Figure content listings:
--
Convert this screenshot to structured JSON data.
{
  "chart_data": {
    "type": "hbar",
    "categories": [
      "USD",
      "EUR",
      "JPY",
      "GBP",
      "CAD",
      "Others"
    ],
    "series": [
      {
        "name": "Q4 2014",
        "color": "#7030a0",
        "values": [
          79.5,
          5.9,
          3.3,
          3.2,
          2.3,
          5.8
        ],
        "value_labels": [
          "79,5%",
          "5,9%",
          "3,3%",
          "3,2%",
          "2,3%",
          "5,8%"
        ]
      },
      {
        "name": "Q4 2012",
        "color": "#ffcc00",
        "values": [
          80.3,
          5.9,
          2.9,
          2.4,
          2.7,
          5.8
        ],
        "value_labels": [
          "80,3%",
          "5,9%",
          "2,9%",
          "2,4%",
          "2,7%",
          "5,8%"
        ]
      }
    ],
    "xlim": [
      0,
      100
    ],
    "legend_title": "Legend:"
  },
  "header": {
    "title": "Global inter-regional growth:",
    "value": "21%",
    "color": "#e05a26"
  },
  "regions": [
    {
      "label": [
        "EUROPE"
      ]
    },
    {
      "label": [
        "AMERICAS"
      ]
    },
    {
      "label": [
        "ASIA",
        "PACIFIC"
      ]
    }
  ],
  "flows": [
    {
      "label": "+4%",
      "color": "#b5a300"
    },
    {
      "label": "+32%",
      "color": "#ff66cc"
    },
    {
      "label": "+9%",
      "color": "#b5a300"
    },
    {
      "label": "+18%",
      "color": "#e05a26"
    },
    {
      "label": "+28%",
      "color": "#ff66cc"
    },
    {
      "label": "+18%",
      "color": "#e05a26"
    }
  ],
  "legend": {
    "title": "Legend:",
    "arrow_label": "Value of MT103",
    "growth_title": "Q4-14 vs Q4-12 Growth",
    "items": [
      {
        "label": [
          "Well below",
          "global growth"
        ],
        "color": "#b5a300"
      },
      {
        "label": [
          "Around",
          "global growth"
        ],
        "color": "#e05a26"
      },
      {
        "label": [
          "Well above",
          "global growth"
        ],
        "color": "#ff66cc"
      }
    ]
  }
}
--
**Exercise description**
Output the listing above word for word.

**Solved problem**
Convert this screenshot to structured JSON data.
{
  "chart_data": {
    "type": "hbar",
    "categories": [
      "USD",
      "EUR",
      "JPY",
      "GBP",
      "CAD",
      "Others"
    ],
    "series": [
      {
        "name": "Q4 2014",
        "color": "#7030a0",
        "values": [
          79.5,
          5.9,
          3.3,
          3.2,
          2.3,
          5.8
        ],
        "value_labels": [
          "79,5%",
          "5,9%",
          "3,3%",
          "3,2%",
          "2,3%",
          "5,8%"
        ]
      },
      {
        "name": "Q4 2012",
        "color": "#ffcc00",
        "values": [
          80.3,
          5.9,
          2.9,
          2.4,
          2.7,
          5.8
        ],
        "value_labels": [
          "80,3%",
          "5,9%",
          "2,9%",
          "2,4%",
          "2,7%",
          "5,8%"
        ]
      }
    ],
    "xlim": [
      0,
      100
    ],
    "legend_title": "Legend:"
  },
  "header": {
    "title": "Global inter-regional growth:",
    "value": "21%",
    "color": "#e05a26"
  },
  "regions": [
    {
      "label": [
        "EUROPE"
      ]
    },
    {
      "label": [
        "AMERICAS"
      ]
    },
    {
      "label": [
        "ASIA",
        "PACIFIC"
      ]
    }
  ],
  "flows": [
    {
      "label": "+4%",
      "color": "#b5a300"
    },
    {
      "label": "+32%",
      "color": "#ff66cc"
    },
    {
      "label": "+9%",
      "color": "#b5a300"
    },
    {
      "label": "+18%",
      "color": "#e05a26"
    },
    {
      "label": "+28%",
      "color": "#ff66cc"
    },
    {
      "label": "+18%",
      "color": "#e05a26"
    }
  ],
  "legend": {
    "title": "Legend:",
    "arrow_label": "Value of MT103",
    "growth_title": "Q4-14 vs Q4-12 Growth",
    "items": [
      {
        "label": [
          "Well below",
          "global growth"
        ],
        "color": "#b5a300"
      },
      {
        "label": [
          "Around",
          "global growth"
        ],
        "color": "#e05a26"
      },
      {
        "label": [
          "Well above",
          "global growth"
        ],
        "color": "#ff66cc"
      }
    ]
  }
}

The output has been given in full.